Extracted data entries:
....

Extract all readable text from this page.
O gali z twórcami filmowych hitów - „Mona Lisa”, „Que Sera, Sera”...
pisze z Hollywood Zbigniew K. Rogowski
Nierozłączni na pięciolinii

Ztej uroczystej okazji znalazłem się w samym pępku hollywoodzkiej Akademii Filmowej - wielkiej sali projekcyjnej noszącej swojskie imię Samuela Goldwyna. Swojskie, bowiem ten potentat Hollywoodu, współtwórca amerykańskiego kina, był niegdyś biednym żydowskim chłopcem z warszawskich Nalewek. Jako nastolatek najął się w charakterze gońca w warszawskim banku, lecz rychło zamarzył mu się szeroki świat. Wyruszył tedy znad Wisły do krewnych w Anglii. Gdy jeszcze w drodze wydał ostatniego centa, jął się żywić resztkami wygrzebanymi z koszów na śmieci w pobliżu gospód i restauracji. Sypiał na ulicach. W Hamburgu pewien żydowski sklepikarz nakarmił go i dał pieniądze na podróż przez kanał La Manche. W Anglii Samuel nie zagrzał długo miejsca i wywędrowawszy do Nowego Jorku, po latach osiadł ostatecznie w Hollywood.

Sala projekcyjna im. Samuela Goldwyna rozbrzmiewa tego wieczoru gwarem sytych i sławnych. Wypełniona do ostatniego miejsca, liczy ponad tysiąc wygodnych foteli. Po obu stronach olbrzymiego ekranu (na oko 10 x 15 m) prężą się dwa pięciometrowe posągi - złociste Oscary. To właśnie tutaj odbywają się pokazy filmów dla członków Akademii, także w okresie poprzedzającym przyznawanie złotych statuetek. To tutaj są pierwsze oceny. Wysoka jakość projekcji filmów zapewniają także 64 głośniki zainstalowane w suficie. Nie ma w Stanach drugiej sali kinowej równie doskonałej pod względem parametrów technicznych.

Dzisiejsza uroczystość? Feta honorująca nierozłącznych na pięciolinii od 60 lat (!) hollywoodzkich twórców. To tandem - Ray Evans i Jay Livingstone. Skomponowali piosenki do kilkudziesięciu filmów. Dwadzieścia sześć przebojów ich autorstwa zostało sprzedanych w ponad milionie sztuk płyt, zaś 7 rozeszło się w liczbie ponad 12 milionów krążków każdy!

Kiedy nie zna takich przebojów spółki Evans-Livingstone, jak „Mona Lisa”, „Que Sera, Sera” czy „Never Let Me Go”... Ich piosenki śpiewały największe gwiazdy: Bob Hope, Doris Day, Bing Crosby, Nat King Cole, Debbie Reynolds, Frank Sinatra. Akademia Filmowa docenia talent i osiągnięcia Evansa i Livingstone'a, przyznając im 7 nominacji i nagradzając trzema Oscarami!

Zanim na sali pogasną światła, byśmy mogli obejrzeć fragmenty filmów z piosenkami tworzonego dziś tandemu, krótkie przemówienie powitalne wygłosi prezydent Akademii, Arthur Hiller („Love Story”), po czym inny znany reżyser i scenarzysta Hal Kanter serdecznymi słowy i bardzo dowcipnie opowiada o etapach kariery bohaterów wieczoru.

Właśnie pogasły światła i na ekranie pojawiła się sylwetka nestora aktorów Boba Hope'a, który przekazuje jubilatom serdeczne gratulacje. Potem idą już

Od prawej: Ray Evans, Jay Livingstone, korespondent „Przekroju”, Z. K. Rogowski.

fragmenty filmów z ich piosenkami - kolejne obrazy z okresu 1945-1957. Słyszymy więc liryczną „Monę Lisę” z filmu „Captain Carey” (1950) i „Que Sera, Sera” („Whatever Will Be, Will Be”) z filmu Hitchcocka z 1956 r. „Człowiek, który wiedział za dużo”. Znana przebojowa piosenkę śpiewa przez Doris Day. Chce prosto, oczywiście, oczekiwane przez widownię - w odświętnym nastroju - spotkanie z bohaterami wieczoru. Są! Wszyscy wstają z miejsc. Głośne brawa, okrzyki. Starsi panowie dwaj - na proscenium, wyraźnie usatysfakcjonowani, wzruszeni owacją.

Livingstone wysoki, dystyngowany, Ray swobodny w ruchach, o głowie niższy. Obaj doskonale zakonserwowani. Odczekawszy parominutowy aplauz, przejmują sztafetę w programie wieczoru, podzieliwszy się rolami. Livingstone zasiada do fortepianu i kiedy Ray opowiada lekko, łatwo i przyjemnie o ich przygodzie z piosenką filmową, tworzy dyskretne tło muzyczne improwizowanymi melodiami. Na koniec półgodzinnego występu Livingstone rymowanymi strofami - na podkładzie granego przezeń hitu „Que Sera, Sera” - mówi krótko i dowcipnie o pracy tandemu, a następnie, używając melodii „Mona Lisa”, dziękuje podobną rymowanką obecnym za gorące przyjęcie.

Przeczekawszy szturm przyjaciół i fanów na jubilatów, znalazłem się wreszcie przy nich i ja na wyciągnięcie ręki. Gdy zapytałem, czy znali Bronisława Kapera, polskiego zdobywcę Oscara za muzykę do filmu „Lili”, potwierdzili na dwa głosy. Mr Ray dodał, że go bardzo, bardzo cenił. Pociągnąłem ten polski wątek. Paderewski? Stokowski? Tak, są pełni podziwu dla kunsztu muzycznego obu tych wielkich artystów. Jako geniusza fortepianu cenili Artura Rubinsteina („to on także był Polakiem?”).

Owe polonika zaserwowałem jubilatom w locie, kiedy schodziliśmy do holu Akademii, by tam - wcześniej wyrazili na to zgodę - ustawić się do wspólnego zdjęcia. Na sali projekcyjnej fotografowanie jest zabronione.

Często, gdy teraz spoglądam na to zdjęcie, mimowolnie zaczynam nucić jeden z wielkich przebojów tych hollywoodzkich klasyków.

....

» OBJECTIVE: Make an exact copy of all the data.

» WRITTEN ANSWER:
Extract all readable text from this page.
O gali z twórcami filmowych hitów - „Mona Lisa”, „Que Sera, Sera”...
pisze z Hollywood Zbigniew K. Rogowski
Nierozłączni na pięciolinii

Ztej uroczystej okazji znalazłem się w samym pępku hollywoodzkiej Akademii Filmowej - wielkiej sali projekcyjnej noszącej swojskie imię Samuela Goldwyna. Swojskie, bowiem ten potentat Hollywoodu, współtwórca amerykańskiego kina, był niegdyś biednym żydowskim chłopcem z warszawskich Nalewek. Jako nastolatek najął się w charakterze gońca w warszawskim banku, lecz rychło zamarzył mu się szeroki świat. Wyruszył tedy znad Wisły do krewnych w Anglii. Gdy jeszcze w drodze wydał ostatniego centa, jął się żywić resztkami wygrzebanymi z koszów na śmieci w pobliżu gospód i restauracji. Sypiał na ulicach. W Hamburgu pewien żydowski sklepikarz nakarmił go i dał pieniądze na podróż przez kanał La Manche. W Anglii Samuel nie zagrzał długo miejsca i wywędrowawszy do Nowego Jorku, po latach osiadł ostatecznie w Hollywood.

Sala projekcyjna im. Samuela Goldwyna rozbrzmiewa tego wieczoru gwarem sytych i sławnych. Wypełniona do ostatniego miejsca, liczy ponad tysiąc wygodnych foteli. Po obu stronach olbrzymiego ekranu (na oko 10 x 15 m) prężą się dwa pięciometrowe posągi - złociste Oscary. To właśnie tutaj odbywają się pokazy filmów dla członków Akademii, także w okresie poprzedzającym przyznawanie złotych statuetek. To tutaj są pierwsze oceny. Wysoka jakość projekcji filmów zapewniają także 64 głośniki zainstalowane w suficie. Nie ma w Stanach drugiej sali kinowej równie doskonałej pod względem parametrów technicznych.

Dzisiejsza uroczystość? Feta honorująca nierozłącznych na pięciolinii od 60 lat (!) hollywoodzkich twórców. To tandem - Ray Evans i Jay Livingstone. Skomponowali piosenki do kilkudziesięciu filmów. Dwadzieścia sześć przebojów ich autorstwa zostało sprzedanych w ponad milionie sztuk płyt, zaś 7 rozeszło się w liczbie ponad 12 milionów krążków każdy!

Kiedy nie zna takich przebojów spółki Evans-Livingstone, jak „Mona Lisa”, „Que Sera, Sera” czy „Never Let Me Go”... Ich piosenki śpiewały największe gwiazdy: Bob Hope, Doris Day, Bing Crosby, Nat King Cole, Debbie Reynolds, Frank Sinatra. Akademia Filmowa docenia talent i osiągnięcia Evansa i Livingstone'a, przyznając im 7 nominacji i nagradzając trzema Oscarami!

Zanim na sali pogasną światła, byśmy mogli obejrzeć fragmenty filmów z piosenkami tworzonego dziś tandemu, krótkie przemówienie powitalne wygłosi prezydent Akademii, Arthur Hiller („Love Story”), po czym inny znany reżyser i scenarzysta Hal Kanter serdecznymi słowy i bardzo dowcipnie opowiada o etapach kariery bohaterów wieczoru.

Właśnie pogasły światła i na ekranie pojawiła się sylwetka nestora aktorów Boba Hope'a, który przekazuje jubilatom serdeczne gratulacje. Potem idą już

Od prawej: Ray Evans, Jay Livingstone, korespondent „Przekroju”, Z. K. Rogowski.

fragmenty filmów z ich piosenkami - kolejne obrazy z okresu 1945-1957. Słyszymy więc liryczną „Monę Lisę” z filmu „Captain Carey” (1950) i „Que Sera, Sera” („Whatever Will Be, Will Be”) z filmu Hitchcocka z 1956 r. „Człowiek, który wiedział za dużo”. Znana przebojowa piosenkę śpiewa przez Doris Day. Chce prosto, oczywiście, oczekiwane przez widownię - w odświętnym nastroju - spotkanie z bohaterami wieczoru. Są! Wszyscy wstają z miejsc. Głośne brawa, okrzyki. Starsi panowie dwaj - na proscenium, wyraźnie usatysfakcjonowani, wzruszeni owacją.

Livingstone wysoki, dystyngowany, Ray swobodny w ruchach, o głowie niższy. Obaj doskonale zakonserwowani. Odczekawszy parominutowy aplauz, przejmują sztafetę w programie wieczoru, podzieliwszy się rolami. Livingstone zasiada do fortepianu i kiedy Ray opowiada lekko, łatwo i przyjemnie o ich przygodzie z piosenką filmową, tworzy dyskretne tło muzyczne improwizowanymi melodiami. Na koniec półgodzinnego występu Livingstone rymowanymi strofami - na podkładzie granego przezeń hitu „Que Sera, Sera” - mówi krótko i dowcipnie o pracy tandemu, a następnie, używając melodii „Mona Lisa”, dziękuje podobną rymowanką obecnym za gorące przyjęcie.

Przeczekawszy szturm przyjaciół i fanów na jubilatów, znalazłem się wreszcie przy nich i ja na wyciągnięcie ręki. Gdy zapytałem, czy znali Bronisława Kapera, polskiego zdobywcę Oscara za muzykę do filmu „Lili”, potwierdzili na dwa głosy. Mr Ray dodał, że go bardzo, bardzo cenił. Pociągnąłem ten polski wątek. Paderewski? Stokowski? Tak, są pełni podziwu dla kunsztu muzycznego obu tych wielkich artystów. Jako geniusza fortepianu cenili Artura Rubinsteina („to on także był Polakiem?”).

Owe polonika zaserwowałem jubilatom w locie, kiedy schodziliśmy do holu Akademii, by tam - wcześniej wyrazili na to zgodę - ustawić się do wspólnego zdjęcia. Na sali projekcyjnej fotografowanie jest zabronione.

Często, gdy teraz spoglądam na to zdjęcie, mimowolnie zaczynam nucić jeden z wielkich przebojów tych hollywoodzkich klasyków.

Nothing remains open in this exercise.